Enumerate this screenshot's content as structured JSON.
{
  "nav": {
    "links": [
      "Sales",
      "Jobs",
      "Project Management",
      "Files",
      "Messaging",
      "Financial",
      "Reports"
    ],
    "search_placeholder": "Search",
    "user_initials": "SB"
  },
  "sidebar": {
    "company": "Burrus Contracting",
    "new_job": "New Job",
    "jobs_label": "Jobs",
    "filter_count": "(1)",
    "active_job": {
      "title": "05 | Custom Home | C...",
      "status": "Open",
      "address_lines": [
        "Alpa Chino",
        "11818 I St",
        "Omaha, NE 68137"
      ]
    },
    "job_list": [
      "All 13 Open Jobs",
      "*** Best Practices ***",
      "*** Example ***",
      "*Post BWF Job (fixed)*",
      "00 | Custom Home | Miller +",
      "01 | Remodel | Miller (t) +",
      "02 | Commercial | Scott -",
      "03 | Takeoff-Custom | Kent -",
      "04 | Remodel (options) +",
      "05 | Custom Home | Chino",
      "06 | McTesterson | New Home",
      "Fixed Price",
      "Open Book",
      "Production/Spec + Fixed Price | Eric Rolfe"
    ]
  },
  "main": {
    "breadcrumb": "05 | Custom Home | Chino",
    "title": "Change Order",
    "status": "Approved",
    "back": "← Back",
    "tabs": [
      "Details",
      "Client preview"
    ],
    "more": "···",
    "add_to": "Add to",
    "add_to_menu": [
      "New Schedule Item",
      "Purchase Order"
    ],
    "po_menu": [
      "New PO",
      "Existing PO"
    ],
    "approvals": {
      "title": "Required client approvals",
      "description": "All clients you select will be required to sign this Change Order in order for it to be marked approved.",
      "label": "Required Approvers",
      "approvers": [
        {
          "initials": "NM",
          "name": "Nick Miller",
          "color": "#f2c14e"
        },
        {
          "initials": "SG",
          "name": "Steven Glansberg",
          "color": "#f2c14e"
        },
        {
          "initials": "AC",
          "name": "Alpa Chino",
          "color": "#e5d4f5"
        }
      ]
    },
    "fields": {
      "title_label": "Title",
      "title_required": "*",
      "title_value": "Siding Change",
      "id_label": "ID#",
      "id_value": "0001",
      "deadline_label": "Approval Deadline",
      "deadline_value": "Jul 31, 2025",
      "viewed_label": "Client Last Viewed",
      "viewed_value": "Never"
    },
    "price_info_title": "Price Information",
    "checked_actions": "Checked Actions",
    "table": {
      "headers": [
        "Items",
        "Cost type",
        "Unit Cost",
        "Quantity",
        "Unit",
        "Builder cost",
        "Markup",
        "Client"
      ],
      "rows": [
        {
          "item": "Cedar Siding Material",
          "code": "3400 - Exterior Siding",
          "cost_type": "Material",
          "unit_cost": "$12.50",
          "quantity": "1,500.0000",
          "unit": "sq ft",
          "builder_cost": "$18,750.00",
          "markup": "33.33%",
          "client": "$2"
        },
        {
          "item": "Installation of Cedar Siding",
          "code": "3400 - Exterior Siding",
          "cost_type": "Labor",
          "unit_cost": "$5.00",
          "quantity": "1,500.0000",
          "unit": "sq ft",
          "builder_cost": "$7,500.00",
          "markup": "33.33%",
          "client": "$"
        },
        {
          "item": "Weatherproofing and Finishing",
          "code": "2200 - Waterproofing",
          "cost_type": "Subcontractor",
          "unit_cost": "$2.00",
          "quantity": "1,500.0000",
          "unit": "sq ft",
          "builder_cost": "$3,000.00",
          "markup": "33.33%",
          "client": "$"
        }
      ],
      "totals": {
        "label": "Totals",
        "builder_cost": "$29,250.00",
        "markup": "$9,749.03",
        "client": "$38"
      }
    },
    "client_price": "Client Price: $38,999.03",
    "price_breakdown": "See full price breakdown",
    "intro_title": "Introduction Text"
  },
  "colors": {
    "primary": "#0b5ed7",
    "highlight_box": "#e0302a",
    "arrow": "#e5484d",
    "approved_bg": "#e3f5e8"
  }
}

■ ■ ■ ■ ■ ■ ■

Set problem =>
Show every line above in which the word "Remodel" occurs.

Response =>
      "01 | Remodel | Miller (t) +",
      "04 | Remodel (options) +",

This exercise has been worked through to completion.